▶ Tugas Latihan
Tulis ulang semua baris entri ini dengan mengganti "candle-body" menjadi "candlestick", tanpa mengubah apa pun selain itu.

▶ Data Sumber
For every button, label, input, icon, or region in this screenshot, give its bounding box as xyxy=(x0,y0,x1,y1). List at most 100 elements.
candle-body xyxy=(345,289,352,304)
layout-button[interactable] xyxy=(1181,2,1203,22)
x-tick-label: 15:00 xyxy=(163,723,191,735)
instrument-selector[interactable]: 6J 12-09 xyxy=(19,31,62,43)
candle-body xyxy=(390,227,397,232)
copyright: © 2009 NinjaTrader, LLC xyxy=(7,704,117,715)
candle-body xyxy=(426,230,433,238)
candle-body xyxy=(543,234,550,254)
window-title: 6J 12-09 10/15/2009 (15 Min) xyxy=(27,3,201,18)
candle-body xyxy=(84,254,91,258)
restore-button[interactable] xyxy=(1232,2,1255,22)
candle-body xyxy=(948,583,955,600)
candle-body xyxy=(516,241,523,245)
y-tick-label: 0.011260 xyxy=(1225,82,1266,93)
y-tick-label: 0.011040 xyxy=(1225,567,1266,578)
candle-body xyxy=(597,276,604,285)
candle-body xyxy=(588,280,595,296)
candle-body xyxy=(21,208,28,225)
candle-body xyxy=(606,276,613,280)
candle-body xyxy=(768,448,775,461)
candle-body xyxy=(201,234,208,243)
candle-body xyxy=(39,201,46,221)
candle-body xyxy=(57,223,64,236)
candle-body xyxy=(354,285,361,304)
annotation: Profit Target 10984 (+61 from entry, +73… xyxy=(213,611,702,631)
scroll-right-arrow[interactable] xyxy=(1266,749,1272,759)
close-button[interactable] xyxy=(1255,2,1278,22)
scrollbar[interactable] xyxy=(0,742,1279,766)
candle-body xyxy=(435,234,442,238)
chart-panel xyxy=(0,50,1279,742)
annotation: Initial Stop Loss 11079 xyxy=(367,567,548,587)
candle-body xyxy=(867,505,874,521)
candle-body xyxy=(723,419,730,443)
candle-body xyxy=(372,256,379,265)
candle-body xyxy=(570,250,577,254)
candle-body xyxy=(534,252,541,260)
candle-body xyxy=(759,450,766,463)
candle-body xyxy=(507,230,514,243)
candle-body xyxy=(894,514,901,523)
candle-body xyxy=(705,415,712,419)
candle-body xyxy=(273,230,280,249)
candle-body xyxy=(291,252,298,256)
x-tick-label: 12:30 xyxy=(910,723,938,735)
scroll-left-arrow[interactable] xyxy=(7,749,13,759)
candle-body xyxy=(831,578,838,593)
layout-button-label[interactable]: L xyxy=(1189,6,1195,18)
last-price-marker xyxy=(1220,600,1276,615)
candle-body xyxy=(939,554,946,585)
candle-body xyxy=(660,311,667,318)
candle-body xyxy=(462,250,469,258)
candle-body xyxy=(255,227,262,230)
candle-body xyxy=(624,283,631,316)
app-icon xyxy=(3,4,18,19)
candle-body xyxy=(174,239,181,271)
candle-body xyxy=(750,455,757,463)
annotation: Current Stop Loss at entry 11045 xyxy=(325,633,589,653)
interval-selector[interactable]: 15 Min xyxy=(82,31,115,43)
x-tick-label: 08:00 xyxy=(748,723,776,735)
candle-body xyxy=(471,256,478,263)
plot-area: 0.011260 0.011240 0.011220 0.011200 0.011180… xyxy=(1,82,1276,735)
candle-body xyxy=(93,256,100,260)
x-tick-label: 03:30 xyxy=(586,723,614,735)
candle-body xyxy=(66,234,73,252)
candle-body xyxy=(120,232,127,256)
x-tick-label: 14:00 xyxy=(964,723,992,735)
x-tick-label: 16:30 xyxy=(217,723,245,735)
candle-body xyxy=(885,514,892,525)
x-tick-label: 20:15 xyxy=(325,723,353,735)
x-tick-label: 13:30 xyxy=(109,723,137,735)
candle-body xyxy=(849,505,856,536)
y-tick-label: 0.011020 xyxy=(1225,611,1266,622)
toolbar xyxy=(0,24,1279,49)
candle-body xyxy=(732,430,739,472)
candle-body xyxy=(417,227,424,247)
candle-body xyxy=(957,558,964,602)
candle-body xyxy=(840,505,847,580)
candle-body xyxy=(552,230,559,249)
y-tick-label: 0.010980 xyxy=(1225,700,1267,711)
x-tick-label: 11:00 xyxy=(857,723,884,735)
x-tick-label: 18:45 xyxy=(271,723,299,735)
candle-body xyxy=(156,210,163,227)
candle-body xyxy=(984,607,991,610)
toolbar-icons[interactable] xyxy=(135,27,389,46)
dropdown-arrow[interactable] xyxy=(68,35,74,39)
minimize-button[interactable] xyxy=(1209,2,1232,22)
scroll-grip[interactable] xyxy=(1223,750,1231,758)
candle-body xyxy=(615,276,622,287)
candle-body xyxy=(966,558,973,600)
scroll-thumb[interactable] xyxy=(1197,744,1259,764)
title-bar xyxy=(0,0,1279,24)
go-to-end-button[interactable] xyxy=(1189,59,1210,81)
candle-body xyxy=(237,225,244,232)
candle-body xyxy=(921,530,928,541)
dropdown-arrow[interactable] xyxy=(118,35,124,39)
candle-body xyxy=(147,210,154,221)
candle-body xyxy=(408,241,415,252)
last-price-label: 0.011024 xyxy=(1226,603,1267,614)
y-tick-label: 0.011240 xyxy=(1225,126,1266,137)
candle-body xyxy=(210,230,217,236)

▶ Jawaban Latihan
For every button, label, input, icon, or region in this screenshot, give its bounding box as xyxy=(x0,y0,x1,y1). List at most 100 elements.
candlestick xyxy=(345,289,352,304)
layout-button[interactable] xyxy=(1181,2,1203,22)
x-tick-label: 15:00 xyxy=(163,723,191,735)
instrument-selector[interactable]: 6J 12-09 xyxy=(19,31,62,43)
candlestick xyxy=(390,227,397,232)
copyright: © 2009 NinjaTrader, LLC xyxy=(7,704,117,715)
candlestick xyxy=(426,230,433,238)
candlestick xyxy=(543,234,550,254)
window-title: 6J 12-09 10/15/2009 (15 Min) xyxy=(27,3,201,18)
candlestick xyxy=(84,254,91,258)
restore-button[interactable] xyxy=(1232,2,1255,22)
candlestick xyxy=(948,583,955,600)
candlestick xyxy=(516,241,523,245)
y-tick-label: 0.011260 xyxy=(1225,82,1266,93)
y-tick-label: 0.011040 xyxy=(1225,567,1266,578)
candlestick xyxy=(597,276,604,285)
candlestick xyxy=(588,280,595,296)
candlestick xyxy=(21,208,28,225)
candlestick xyxy=(606,276,613,280)
candlestick xyxy=(768,448,775,461)
candlestick xyxy=(201,234,208,243)
candlestick xyxy=(39,201,46,221)
candlestick xyxy=(57,223,64,236)
candlestick xyxy=(354,285,361,304)
annotation: Profit Target 10984 (+61 from entry, +73… xyxy=(213,611,702,631)
scroll-right-arrow[interactable] xyxy=(1266,749,1272,759)
close-button[interactable] xyxy=(1255,2,1278,22)
scrollbar[interactable] xyxy=(0,742,1279,766)
candlestick xyxy=(435,234,442,238)
chart-panel xyxy=(0,50,1279,742)
annotation: Initial Stop Loss 11079 xyxy=(367,567,548,587)
candlestick xyxy=(867,505,874,521)
candlestick xyxy=(723,419,730,443)
candlestick xyxy=(372,256,379,265)
candlestick xyxy=(570,250,577,254)
candlestick xyxy=(534,252,541,260)
candlestick xyxy=(759,450,766,463)
candlestick xyxy=(507,230,514,243)
candlestick xyxy=(894,514,901,523)
candlestick xyxy=(705,415,712,419)
candlestick xyxy=(273,230,280,249)
candlestick xyxy=(291,252,298,256)
x-tick-label: 12:30 xyxy=(910,723,938,735)
scroll-left-arrow[interactable] xyxy=(7,749,13,759)
candlestick xyxy=(831,578,838,593)
layout-button-label[interactable]: L xyxy=(1189,6,1195,18)
last-price-marker xyxy=(1220,600,1276,615)
candlestick xyxy=(939,554,946,585)
candlestick xyxy=(660,311,667,318)
candlestick xyxy=(462,250,469,258)
candlestick xyxy=(255,227,262,230)
candlestick xyxy=(624,283,631,316)
app-icon xyxy=(3,4,18,19)
candlestick xyxy=(174,239,181,271)
candlestick xyxy=(750,455,757,463)
annotation: Current Stop Loss at entry 11045 xyxy=(325,633,589,653)
interval-selector[interactable]: 15 Min xyxy=(82,31,115,43)
x-tick-label: 08:00 xyxy=(748,723,776,735)
candlestick xyxy=(471,256,478,263)
plot-area: 0.011260 0.011240 0.011220 0.011200 0.011180… xyxy=(1,82,1276,735)
candlestick xyxy=(93,256,100,260)
x-tick-label: 03:30 xyxy=(586,723,614,735)
candlestick xyxy=(66,234,73,252)
candlestick xyxy=(120,232,127,256)
x-tick-label: 14:00 xyxy=(964,723,992,735)
x-tick-label: 16:30 xyxy=(217,723,245,735)
candlestick xyxy=(885,514,892,525)
x-tick-label: 20:15 xyxy=(325,723,353,735)
x-tick-label: 13:30 xyxy=(109,723,137,735)
candlestick xyxy=(849,505,856,536)
y-tick-label: 0.011020 xyxy=(1225,611,1266,622)
toolbar xyxy=(0,24,1279,49)
candlestick xyxy=(732,430,739,472)
candlestick xyxy=(417,227,424,247)
candlestick xyxy=(957,558,964,602)
candlestick xyxy=(840,505,847,580)
candlestick xyxy=(552,230,559,249)
y-tick-label: 0.010980 xyxy=(1225,700,1267,711)
x-tick-label: 11:00 xyxy=(857,723,884,735)
x-tick-label: 18:45 xyxy=(271,723,299,735)
candlestick xyxy=(156,210,163,227)
candlestick xyxy=(984,607,991,610)
toolbar-icons[interactable] xyxy=(135,27,389,46)
dropdown-arrow[interactable] xyxy=(68,35,74,39)
minimize-button[interactable] xyxy=(1209,2,1232,22)
scroll-grip[interactable] xyxy=(1223,750,1231,758)
candlestick xyxy=(615,276,622,287)
candlestick xyxy=(966,558,973,600)
scroll-thumb[interactable] xyxy=(1197,744,1259,764)
title-bar xyxy=(0,0,1279,24)
go-to-end-button[interactable] xyxy=(1189,59,1210,81)
candlestick xyxy=(237,225,244,232)
candlestick xyxy=(921,530,928,541)
dropdown-arrow[interactable] xyxy=(118,35,124,39)
candlestick xyxy=(147,210,154,221)
candlestick xyxy=(408,241,415,252)
last-price-label: 0.011024 xyxy=(1226,603,1267,614)
y-tick-label: 0.011240 xyxy=(1225,126,1266,137)
candlestick xyxy=(210,230,217,236)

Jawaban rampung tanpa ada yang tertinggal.